-- Dataset records of page text --
------------

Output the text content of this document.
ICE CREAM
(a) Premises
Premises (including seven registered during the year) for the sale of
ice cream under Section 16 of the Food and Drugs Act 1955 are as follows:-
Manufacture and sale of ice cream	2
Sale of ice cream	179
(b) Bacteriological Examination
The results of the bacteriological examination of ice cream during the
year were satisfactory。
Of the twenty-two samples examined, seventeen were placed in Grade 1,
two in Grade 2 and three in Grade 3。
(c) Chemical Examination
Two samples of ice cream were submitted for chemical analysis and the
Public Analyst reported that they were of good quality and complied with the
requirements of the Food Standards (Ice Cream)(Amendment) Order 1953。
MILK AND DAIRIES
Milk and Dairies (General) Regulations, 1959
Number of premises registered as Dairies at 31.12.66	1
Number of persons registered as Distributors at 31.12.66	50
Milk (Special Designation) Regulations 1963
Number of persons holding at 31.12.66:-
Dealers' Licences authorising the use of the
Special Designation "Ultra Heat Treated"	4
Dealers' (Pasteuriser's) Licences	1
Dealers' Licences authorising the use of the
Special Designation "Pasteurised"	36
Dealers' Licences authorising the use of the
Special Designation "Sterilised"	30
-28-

------------

-- DIRECTIONS --
The answer must restate each entry word for word.

-- EXPECTED ANSWER --
Output the text content of this document.
ICE CREAM
(a) Premises
Premises (including seven registered during the year) for the sale of
ice cream under Section 16 of the Food and Drugs Act 1955 are as follows:-
Manufacture and sale of ice cream	2
Sale of ice cream	179
(b) Bacteriological Examination
The results of the bacteriological examination of ice cream during the
year were satisfactory。
Of the twenty-two samples examined, seventeen were placed in Grade 1,
two in Grade 2 and three in Grade 3。
(c) Chemical Examination
Two samples of ice cream were submitted for chemical analysis and the
Public Analyst reported that they were of good quality and complied with the
requirements of the Food Standards (Ice Cream)(Amendment) Order 1953。
MILK AND DAIRIES
Milk and Dairies (General) Regulations, 1959
Number of premises registered as Dairies at 31.12.66	1
Number of persons registered as Distributors at 31.12.66	50
Milk (Special Designation) Regulations 1963
Number of persons holding at 31.12.66:-
Dealers' Licences authorising the use of the
Special Designation "Ultra Heat Treated"	4
Dealers' (Pasteuriser's) Licences	1
Dealers' Licences authorising the use of the
Special Designation "Pasteurised"	36
Dealers' Licences authorising the use of the
Special Designation "Sterilised"	30
-28-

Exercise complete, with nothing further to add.